Start of RECORDS SHOWN
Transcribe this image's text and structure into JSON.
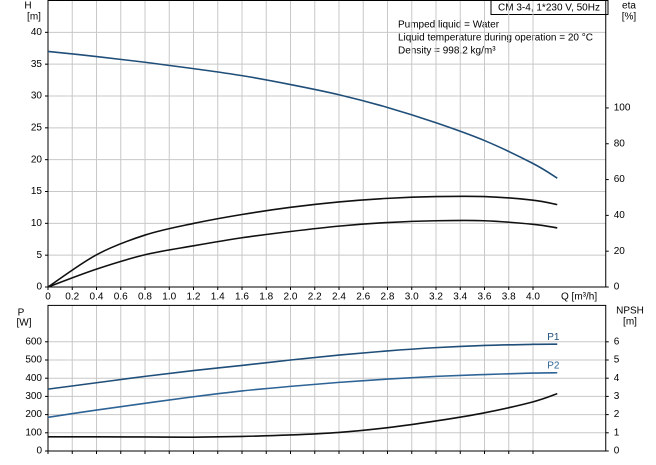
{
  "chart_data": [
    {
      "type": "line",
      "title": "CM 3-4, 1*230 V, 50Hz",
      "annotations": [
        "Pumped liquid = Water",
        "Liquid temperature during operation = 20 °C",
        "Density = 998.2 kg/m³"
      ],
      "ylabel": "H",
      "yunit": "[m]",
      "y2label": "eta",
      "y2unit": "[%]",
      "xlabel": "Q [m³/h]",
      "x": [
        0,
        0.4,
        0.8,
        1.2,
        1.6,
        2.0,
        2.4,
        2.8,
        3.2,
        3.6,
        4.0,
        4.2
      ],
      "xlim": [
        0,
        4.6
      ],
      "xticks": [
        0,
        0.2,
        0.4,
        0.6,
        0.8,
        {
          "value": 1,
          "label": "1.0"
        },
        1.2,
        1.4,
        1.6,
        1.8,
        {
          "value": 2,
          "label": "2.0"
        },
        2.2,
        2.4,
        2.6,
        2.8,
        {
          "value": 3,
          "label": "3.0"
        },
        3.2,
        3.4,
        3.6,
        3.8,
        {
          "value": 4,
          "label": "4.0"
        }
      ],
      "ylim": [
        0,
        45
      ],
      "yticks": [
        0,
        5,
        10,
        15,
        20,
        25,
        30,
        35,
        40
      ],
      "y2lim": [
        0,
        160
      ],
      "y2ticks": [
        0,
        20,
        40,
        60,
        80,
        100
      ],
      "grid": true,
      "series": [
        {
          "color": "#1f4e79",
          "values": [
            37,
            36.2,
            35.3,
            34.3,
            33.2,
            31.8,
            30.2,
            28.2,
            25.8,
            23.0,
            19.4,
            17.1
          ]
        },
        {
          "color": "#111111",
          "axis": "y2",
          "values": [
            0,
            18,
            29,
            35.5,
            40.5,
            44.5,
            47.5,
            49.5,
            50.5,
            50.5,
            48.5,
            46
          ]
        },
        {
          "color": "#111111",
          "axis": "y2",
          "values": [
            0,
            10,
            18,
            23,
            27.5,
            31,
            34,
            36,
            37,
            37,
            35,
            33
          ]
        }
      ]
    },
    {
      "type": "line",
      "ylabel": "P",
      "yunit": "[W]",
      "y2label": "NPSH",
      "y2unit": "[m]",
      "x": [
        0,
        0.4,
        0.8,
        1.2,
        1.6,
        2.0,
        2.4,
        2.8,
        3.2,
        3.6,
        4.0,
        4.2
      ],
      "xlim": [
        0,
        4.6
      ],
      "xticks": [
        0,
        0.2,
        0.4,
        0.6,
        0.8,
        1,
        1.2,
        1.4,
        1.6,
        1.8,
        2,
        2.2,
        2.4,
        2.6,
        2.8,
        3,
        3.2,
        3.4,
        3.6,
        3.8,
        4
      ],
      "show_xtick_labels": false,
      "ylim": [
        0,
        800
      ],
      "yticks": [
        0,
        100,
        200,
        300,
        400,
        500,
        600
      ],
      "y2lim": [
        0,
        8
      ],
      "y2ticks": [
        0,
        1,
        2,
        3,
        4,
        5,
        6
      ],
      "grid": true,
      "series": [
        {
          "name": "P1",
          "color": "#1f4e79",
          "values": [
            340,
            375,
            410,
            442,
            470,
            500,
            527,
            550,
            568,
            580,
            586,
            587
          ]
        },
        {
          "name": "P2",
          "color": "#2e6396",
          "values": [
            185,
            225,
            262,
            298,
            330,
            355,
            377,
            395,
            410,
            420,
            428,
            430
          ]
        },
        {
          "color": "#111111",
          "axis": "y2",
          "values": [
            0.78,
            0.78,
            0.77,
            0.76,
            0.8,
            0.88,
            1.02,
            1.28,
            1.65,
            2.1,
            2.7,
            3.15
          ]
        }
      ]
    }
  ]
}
End of RECORDS SHOWN
§ **WHAT THE TASK ASKS**:
Every entry must be transcribed exactly. Pictures do not belong in the copy.

§ **RESPONSE**:
Transcribe this image's text and structure into JSON.
{
  "chart_data": [
    {
      "type": "line",
      "title": "CM 3-4, 1*230 V, 50Hz",
      "annotations": [
        "Pumped liquid = Water",
        "Liquid temperature during operation = 20 °C",
        "Density = 998.2 kg/m³"
      ],
      "ylabel": "H",
      "yunit": "[m]",
      "y2label": "eta",
      "y2unit": "[%]",
      "xlabel": "Q [m³/h]",
      "x": [
        0,
        0.4,
        0.8,
        1.2,
        1.6,
        2.0,
        2.4,
        2.8,
        3.2,
        3.6,
        4.0,
        4.2
      ],
      "xlim": [
        0,
        4.6
      ],
      "xticks": [
        0,
        0.2,
        0.4,
        0.6,
        0.8,
        {
          "value": 1,
          "label": "1.0"
        },
        1.2,
        1.4,
        1.6,
        1.8,
        {
          "value": 2,
          "label": "2.0"
        },
        2.2,
        2.4,
        2.6,
        2.8,
        {
          "value": 3,
          "label": "3.0"
        },
        3.2,
        3.4,
        3.6,
        3.8,
        {
          "value": 4,
          "label": "4.0"
        }
      ],
      "ylim": [
        0,
        45
      ],
      "yticks": [
        0,
        5,
        10,
        15,
        20,
        25,
        30,
        35,
        40
      ],
      "y2lim": [
        0,
        160
      ],
      "y2ticks": [
        0,
        20,
        40,
        60,
        80,
        100
      ],
      "grid": true,
      "series": [
        {
          "color": "#1f4e79",
          "values": [
            37,
            36.2,
            35.3,
            34.3,
            33.2,
            31.8,
            30.2,
            28.2,
            25.8,
            23.0,
            19.4,
            17.1
          ]
        },
        {
          "color": "#111111",
          "axis": "y2",
          "values": [
            0,
            18,
            29,
            35.5,
            40.5,
            44.5,
            47.5,
            49.5,
            50.5,
            50.5,
            48.5,
            46
          ]
        },
        {
          "color": "#111111",
          "axis": "y2",
          "values": [
            0,
            10,
            18,
            23,
            27.5,
            31,
            34,
            36,
            37,
            37,
            35,
            33
          ]
        }
      ]
    },
    {
      "type": "line",
      "ylabel": "P",
      "yunit": "[W]",
      "y2label": "NPSH",
      "y2unit": "[m]",
      "x": [
        0,
        0.4,
        0.8,
        1.2,
        1.6,
        2.0,
        2.4,
        2.8,
        3.2,
        3.6,
        4.0,
        4.2
      ],
      "xlim": [
        0,
        4.6
      ],
      "xticks": [
        0,
        0.2,
        0.4,
        0.6,
        0.8,
        1,
        1.2,
        1.4,
        1.6,
        1.8,
        2,
        2.2,
        2.4,
        2.6,
        2.8,
        3,
        3.2,
        3.4,
        3.6,
        3.8,
        4
      ],
      "show_xtick_labels": false,
      "ylim": [
        0,
        800
      ],
      "yticks": [
        0,
        100,
        200,
        300,
        400,
        500,
        600
      ],
      "y2lim": [
        0,
        8
      ],
      "y2ticks": [
        0,
        1,
        2,
        3,
        4,
        5,
        6
      ],
      "grid": true,
      "series": [
        {
          "name": "P1",
          "color": "#1f4e79",
          "values": [
            340,
            375,
            410,
            442,
            470,
            500,
            527,
            550,
            568,
            580,
            586,
            587
          ]
        },
        {
          "name": "P2",
          "color": "#2e6396",
          "values": [
            185,
            225,
            262,
            298,
            330,
            355,
            377,
            395,
            410,
            420,
            428,
            430
          ]
        },
        {
          "color": "#111111",
          "axis": "y2",
          "values": [
            0.78,
            0.78,
            0.77,
            0.76,
            0.8,
            0.88,
            1.02,
            1.28,
            1.65,
            2.1,
            2.7,
            3.15
          ]
        }
      ]
    }
  ]
}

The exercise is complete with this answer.